CVPR 2021 Workshop on 3D Vision and Robotics
June 19th, 2021
In recent years, there has been tremendous progress on 3D vision for analysis and understanding of 3D data, such as 3D semantic segmentation, 3D object detection and tracking. These advances have however not yet translated to significant progress in several fundamental challenges for the domain of robotics. Active perception in static and dynamic environments, inference of spatial relations in 3D scenes, activity recognition, and behavior prediction in real-world settings are a few examples of challenging robotics problems. To successfully tackle these problems, we should leverage the inherent 3D nature of the physical world, and apply deep learning approaches that learn 3D representations that are robust to input perturbation and generalize to real-world variations with high sample efficiency (e.g., transformation invariance). This workshop presents a timely opportunity to bring together researchers in computer vision, machine learning, and robotics communities together to discuss the unique challenges and opportunities in 3D vision for robotics.
Topics of Interest
Is 3D useful for robotics? What kind of 3D representations are useful for robotics?
How can a robot learn a 3D representation of its environment and relevant objects from raw sensory input under noisy sensors and actuators? What kind of machine learning algorithms are needed?
What is the right interface between 3D perception and planning & control?
What are the underexplored areas of 3D perception for robotics (e.g. instance recognition, few-shot learning)?
What is the role of 3D simulation for robotics?

#### EXERCISE:
Please pick up the workshop page on 3D vision and robotics after its last sentence and carry it forward. The lines that come next have no connection to the workshop page on 3D vision and robotics.

Data drawn from a collection
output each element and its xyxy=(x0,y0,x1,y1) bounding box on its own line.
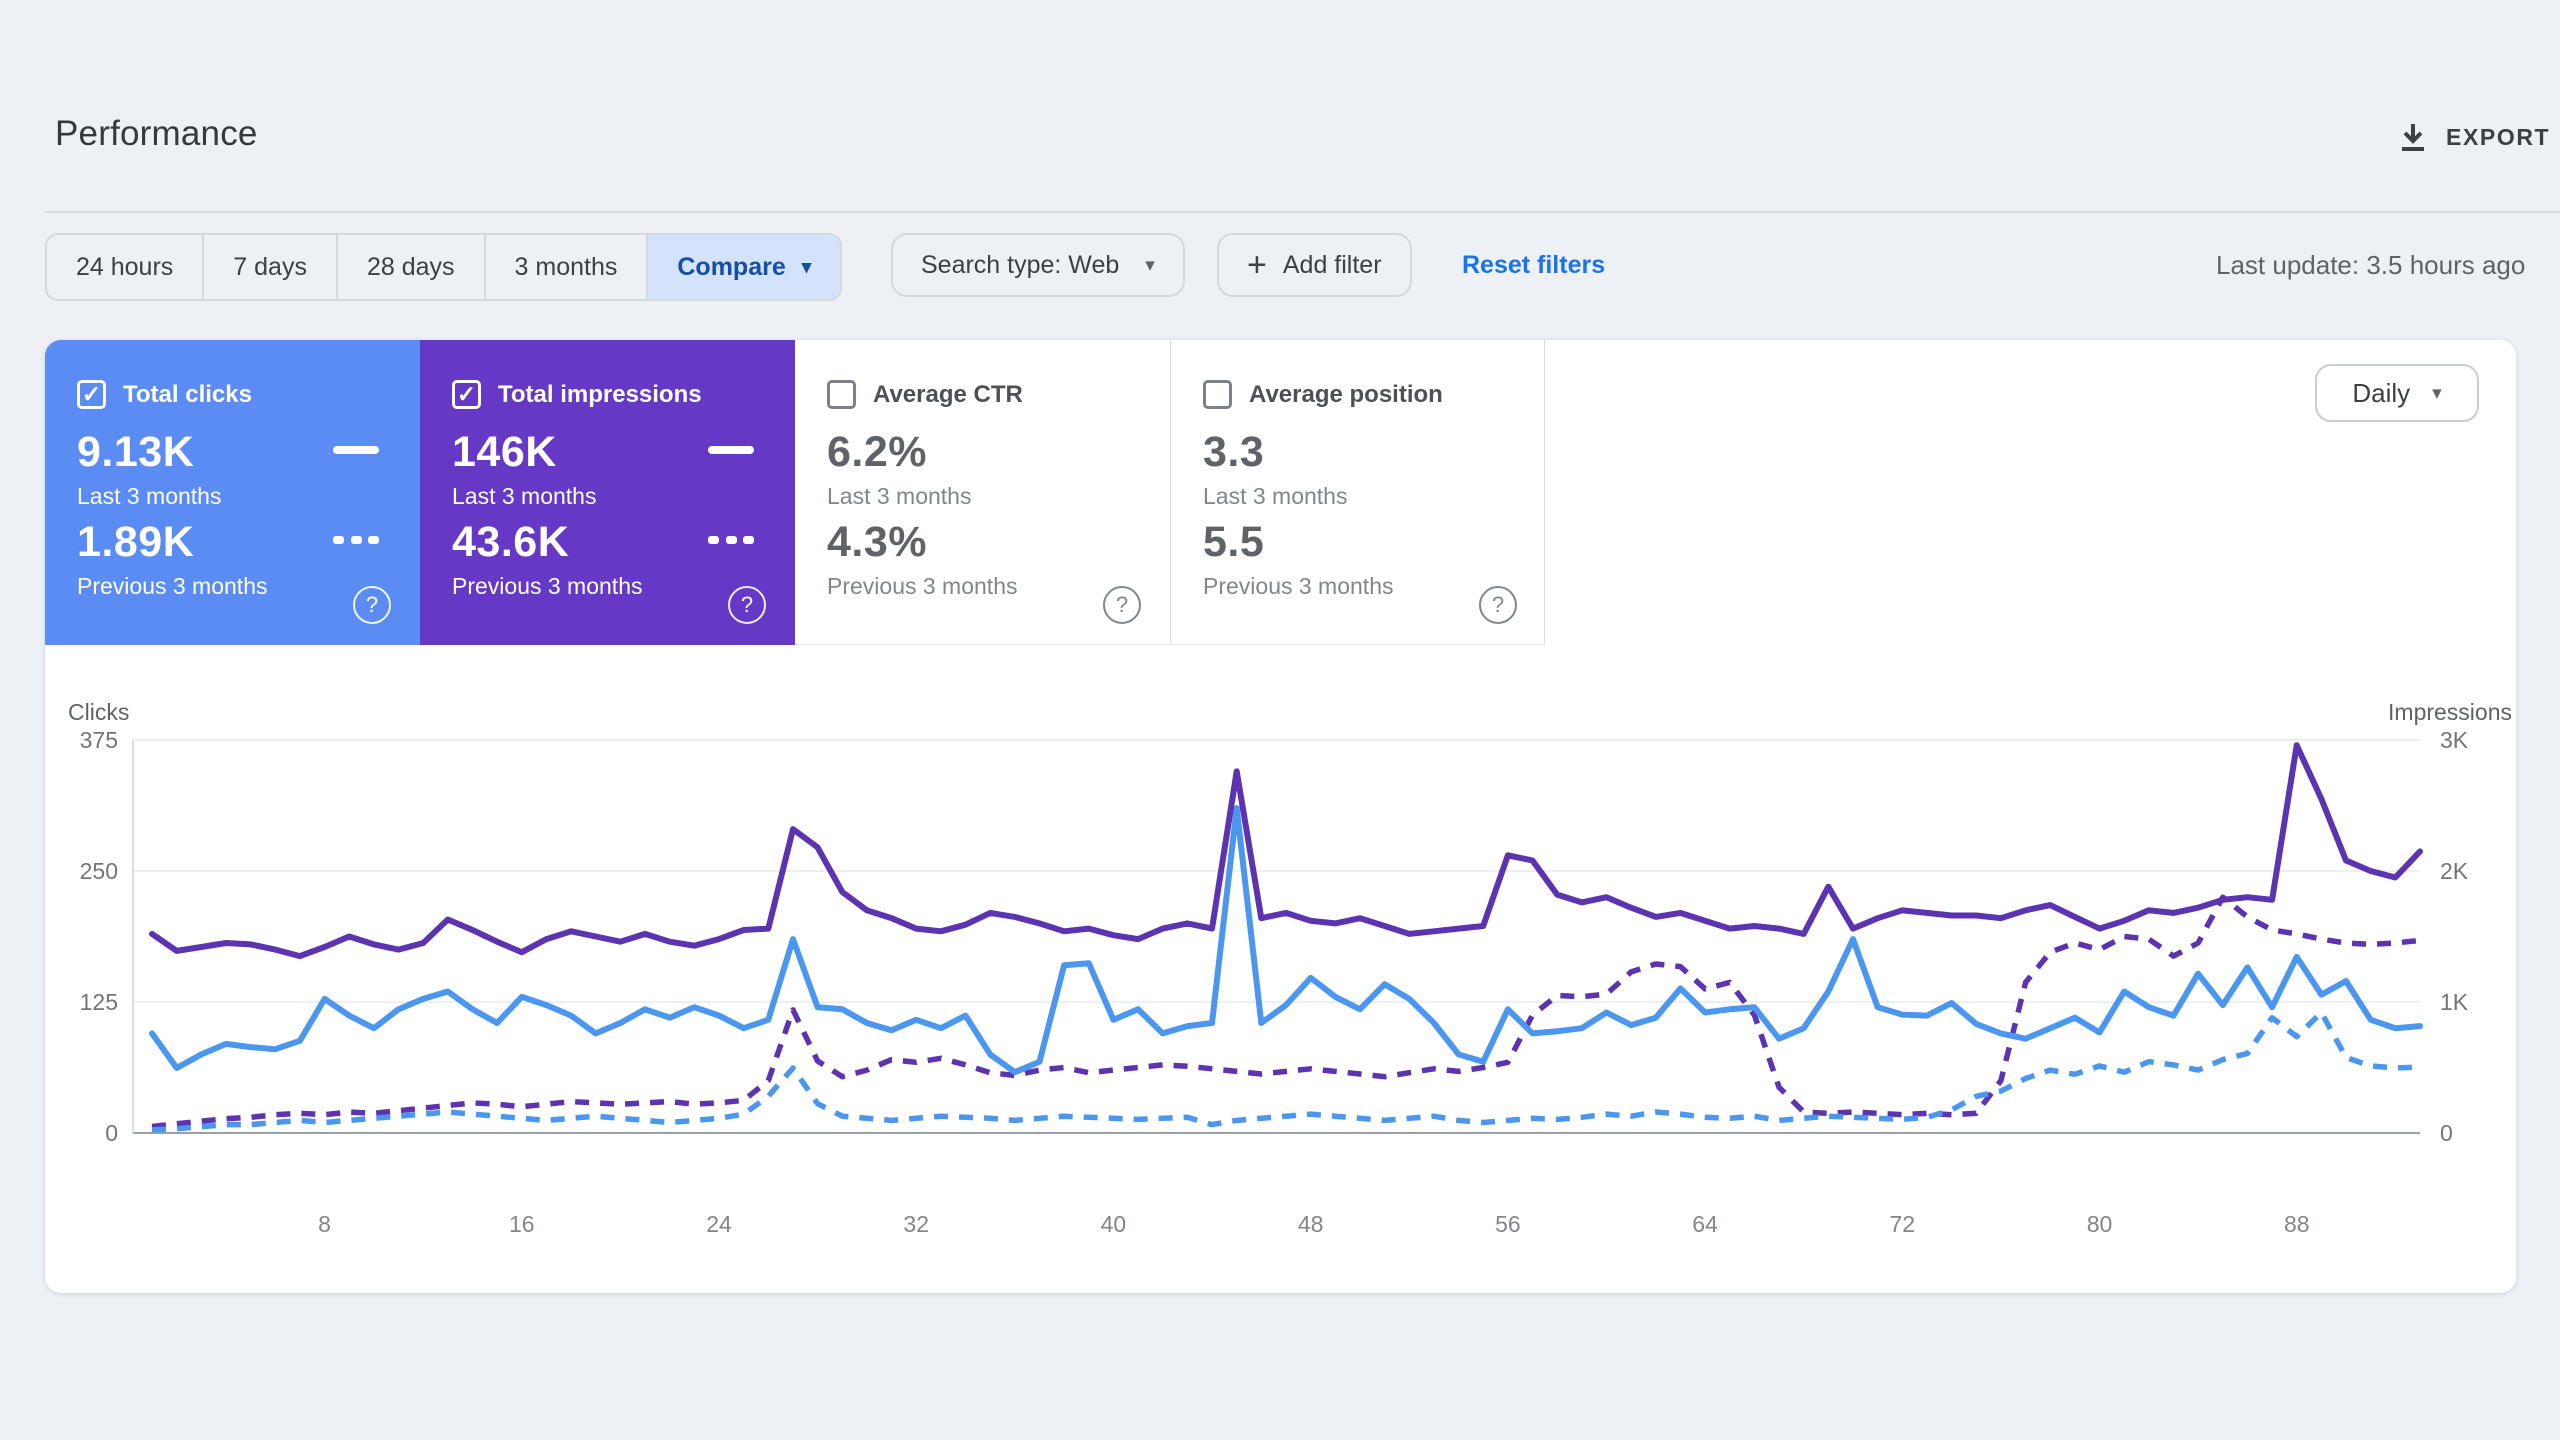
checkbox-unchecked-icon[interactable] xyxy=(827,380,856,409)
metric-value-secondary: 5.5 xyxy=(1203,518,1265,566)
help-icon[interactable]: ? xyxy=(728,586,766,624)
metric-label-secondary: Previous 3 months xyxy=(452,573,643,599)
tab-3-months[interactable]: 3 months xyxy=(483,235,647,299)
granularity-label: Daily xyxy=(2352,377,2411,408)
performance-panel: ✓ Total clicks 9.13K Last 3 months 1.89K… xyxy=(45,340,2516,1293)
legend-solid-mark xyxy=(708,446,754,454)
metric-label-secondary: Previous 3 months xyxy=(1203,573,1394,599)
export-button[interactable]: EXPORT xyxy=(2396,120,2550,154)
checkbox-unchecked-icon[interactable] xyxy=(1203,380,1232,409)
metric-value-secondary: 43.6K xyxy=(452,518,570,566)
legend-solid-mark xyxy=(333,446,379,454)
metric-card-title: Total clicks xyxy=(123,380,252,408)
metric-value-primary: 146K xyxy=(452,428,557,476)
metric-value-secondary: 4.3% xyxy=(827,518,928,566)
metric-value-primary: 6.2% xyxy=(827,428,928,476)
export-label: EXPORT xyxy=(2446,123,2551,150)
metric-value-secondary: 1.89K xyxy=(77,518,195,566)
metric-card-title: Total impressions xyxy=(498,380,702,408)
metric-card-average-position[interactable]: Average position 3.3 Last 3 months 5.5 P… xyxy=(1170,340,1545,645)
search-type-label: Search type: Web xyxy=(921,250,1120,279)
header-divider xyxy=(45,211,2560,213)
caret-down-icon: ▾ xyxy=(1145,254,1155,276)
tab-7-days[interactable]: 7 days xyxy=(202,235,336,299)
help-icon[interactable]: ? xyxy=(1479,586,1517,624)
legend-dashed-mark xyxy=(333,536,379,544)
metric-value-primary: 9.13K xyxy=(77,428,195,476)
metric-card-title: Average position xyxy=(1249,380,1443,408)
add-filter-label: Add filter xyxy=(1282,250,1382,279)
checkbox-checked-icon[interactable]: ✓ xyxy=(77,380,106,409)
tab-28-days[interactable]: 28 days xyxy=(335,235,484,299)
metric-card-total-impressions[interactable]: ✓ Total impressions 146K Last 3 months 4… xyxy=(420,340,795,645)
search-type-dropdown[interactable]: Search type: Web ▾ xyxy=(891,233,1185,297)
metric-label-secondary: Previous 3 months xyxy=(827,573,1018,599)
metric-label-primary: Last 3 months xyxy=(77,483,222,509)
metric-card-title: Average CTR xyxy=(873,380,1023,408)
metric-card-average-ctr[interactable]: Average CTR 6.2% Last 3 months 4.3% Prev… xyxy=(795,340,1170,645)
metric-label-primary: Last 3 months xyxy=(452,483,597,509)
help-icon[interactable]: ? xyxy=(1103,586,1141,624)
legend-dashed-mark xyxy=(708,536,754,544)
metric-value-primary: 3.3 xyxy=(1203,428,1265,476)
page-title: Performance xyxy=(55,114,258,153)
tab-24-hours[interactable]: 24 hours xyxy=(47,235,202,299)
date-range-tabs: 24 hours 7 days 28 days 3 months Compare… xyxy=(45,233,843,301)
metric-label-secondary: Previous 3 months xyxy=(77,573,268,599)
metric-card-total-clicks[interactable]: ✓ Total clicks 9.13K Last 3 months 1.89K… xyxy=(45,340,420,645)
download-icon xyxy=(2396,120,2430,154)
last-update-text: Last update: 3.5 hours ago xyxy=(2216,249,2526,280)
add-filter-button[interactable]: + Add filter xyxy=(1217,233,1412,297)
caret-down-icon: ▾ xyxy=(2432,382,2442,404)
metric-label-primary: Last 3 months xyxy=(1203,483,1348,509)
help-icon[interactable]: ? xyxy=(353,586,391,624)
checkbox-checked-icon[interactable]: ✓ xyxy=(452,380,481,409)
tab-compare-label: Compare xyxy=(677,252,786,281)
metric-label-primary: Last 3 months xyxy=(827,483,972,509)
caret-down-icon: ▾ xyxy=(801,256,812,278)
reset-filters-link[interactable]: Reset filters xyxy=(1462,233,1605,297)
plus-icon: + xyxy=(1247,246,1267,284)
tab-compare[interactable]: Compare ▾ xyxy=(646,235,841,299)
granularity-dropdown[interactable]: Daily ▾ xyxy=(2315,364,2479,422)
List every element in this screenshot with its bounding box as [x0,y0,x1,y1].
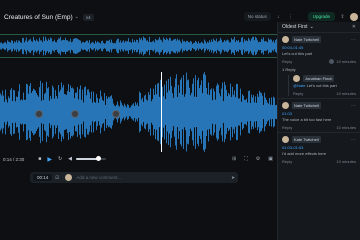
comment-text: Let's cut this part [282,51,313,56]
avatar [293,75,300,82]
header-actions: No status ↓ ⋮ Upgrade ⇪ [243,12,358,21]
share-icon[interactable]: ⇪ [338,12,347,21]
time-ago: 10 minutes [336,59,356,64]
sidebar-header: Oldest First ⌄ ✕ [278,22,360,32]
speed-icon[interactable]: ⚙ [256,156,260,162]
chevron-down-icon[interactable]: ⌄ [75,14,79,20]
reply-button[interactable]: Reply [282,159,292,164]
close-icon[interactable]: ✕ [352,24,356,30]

#### ANSWER BELOW:
Both robotics and 3D data are fields that are research areas with high barriers to entry. How can we enable researchers from other fields such as ML to more easily work in these areas?
Speakers and Talks
Sanja Fidler is an Associate Professor at University of Toronto, and a Director of AI at NVIDIA, leading a research lab in Toronto. Prior coming to Toronto, in 2012/2013, she was a Research Assistant Professor at Toyota Technological Institute at Chicago, an academic institute located in the campus of University of Chicago. She did her postdoc with Prof. Sven Dickinson at University of Toronto in 2011/2012. She completed her PhD in computer science at University of Ljubljana in 2010, and was a visiting student at UC Berkeley in the final year of her PhD. She has served as an Area Chair for multiple computer vision, machine learning and NLP conferences (CVPR, ICLR, EMNLP, ACCV), and as a Program Chair of 3DV’16. Her main research interests are object recognition, 3D scene understanding, and combining vision and language.
David Held is an assistant professor at Carnegie Mellon University in the Robotics Institute and is the director of the RPAD lab: Robots Perceiving And Doing. His research focuses on perceptual robot learning, i.e. developing new methods at the intersection of robot perception and planning for robots to learn to interact with novel, perceptually challenging, and deformable objects. David has applied these ideas to robot manipulation and autonomous driving. Prior to coming to CMU, David was a post-doctoral researcher at U.C. Berkeley, and he completed his Ph.D. in Computer Science at Stanford University. David also has a B.S. and M.S. in Mechanical Engineering at MIT. David is a recipient of the Google Faculty Research Award in 2017 and the NSF CAREER Award in 2021.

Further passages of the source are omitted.